EXERCISE INSTRUCTIONS: Below are records. Copy every line with "based" in it.

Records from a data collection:
══════

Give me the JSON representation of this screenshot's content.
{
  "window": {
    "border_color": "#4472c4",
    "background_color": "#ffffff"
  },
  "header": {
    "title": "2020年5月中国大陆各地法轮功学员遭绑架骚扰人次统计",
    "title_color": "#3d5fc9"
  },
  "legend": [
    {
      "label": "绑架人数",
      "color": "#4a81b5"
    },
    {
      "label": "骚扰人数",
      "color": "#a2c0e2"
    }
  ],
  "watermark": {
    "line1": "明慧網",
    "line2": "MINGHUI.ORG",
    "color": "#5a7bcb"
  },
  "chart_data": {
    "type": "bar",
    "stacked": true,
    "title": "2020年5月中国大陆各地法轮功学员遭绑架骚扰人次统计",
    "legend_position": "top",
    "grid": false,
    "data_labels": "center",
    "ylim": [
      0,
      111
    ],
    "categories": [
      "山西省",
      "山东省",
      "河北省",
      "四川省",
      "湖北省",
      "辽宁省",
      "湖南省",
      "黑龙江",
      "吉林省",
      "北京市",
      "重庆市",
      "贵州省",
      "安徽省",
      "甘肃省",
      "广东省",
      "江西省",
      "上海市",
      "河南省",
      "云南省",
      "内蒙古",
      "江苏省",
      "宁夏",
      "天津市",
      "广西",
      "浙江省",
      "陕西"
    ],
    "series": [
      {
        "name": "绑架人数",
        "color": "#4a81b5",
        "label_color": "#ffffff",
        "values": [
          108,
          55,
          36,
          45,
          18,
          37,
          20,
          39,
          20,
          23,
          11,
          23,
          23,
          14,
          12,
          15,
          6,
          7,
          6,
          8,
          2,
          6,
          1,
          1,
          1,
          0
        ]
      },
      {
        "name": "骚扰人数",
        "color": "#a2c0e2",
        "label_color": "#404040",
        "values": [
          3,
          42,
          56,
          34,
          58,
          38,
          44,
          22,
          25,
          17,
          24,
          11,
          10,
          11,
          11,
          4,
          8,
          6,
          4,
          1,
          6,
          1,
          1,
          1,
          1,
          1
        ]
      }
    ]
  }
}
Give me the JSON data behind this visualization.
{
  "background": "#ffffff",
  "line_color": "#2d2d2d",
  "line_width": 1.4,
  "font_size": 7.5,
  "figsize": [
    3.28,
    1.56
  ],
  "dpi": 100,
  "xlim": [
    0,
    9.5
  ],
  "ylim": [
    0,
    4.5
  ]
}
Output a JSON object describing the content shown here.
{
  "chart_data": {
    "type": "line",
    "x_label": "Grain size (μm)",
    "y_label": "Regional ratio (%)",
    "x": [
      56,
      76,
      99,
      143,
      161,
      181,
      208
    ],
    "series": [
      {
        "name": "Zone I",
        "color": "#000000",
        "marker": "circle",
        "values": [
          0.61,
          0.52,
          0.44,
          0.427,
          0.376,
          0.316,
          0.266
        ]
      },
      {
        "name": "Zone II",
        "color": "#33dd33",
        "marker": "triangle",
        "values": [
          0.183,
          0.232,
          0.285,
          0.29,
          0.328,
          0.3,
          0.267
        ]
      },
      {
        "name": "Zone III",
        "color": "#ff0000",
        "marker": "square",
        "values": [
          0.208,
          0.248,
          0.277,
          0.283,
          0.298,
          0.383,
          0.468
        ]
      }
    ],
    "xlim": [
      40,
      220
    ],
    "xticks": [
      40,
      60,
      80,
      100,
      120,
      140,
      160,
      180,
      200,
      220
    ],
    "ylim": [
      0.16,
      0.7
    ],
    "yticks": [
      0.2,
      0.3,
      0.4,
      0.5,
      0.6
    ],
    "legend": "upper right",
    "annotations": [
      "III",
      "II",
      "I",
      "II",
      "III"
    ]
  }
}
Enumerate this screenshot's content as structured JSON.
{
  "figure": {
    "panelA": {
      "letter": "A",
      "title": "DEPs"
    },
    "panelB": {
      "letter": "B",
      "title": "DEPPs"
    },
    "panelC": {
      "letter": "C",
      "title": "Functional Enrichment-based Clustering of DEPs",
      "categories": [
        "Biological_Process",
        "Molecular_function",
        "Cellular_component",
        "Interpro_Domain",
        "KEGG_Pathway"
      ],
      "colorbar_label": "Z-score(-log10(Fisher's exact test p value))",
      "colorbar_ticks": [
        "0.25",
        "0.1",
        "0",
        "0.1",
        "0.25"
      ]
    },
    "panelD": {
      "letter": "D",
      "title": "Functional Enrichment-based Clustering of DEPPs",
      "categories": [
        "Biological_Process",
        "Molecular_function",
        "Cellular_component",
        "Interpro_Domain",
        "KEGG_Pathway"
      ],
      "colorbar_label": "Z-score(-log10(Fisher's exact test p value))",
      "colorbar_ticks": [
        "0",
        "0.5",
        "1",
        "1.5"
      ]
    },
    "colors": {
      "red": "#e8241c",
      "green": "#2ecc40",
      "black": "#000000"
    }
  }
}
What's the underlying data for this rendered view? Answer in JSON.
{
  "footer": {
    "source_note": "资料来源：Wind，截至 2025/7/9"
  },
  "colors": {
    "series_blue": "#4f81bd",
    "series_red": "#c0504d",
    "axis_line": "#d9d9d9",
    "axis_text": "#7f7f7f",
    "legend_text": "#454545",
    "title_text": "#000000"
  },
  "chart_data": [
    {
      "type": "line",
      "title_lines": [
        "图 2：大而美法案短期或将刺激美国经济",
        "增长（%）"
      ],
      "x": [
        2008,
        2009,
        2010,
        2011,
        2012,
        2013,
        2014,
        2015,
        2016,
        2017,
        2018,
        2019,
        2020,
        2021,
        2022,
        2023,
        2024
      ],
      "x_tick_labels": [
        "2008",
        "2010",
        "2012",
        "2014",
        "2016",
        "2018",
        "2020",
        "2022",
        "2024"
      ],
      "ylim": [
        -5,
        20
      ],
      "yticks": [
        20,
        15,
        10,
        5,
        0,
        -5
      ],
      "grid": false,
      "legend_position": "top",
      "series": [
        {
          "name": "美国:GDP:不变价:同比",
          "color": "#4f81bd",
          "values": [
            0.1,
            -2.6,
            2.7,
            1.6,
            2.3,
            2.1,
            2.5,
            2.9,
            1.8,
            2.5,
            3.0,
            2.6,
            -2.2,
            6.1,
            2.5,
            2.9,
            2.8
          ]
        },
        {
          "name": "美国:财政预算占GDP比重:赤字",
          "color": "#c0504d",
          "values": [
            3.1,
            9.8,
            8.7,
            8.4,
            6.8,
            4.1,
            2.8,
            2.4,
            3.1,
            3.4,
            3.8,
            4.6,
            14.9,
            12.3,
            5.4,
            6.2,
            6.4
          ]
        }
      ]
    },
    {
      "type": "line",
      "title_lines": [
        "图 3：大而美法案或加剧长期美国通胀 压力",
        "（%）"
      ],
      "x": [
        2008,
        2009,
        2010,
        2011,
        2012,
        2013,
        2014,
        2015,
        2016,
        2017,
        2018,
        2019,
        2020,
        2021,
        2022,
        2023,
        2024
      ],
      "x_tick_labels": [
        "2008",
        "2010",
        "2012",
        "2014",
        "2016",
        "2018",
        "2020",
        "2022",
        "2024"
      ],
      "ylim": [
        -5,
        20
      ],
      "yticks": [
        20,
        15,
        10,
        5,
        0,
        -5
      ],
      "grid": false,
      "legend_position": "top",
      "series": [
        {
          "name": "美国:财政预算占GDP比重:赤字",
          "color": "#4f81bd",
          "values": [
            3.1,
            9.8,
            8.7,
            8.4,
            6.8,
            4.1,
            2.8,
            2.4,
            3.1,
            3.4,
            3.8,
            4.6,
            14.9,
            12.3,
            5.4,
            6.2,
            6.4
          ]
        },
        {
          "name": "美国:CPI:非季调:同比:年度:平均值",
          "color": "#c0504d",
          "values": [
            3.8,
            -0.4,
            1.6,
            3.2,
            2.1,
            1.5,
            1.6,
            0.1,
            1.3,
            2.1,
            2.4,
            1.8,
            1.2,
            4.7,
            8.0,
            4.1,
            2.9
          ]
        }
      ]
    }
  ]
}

══════

REPLY TO THE EXERCISE:
      "title": "Functional Enrichment-based Clustering of DEPs",
      "title": "Functional Enrichment-based Clustering of DEPPs",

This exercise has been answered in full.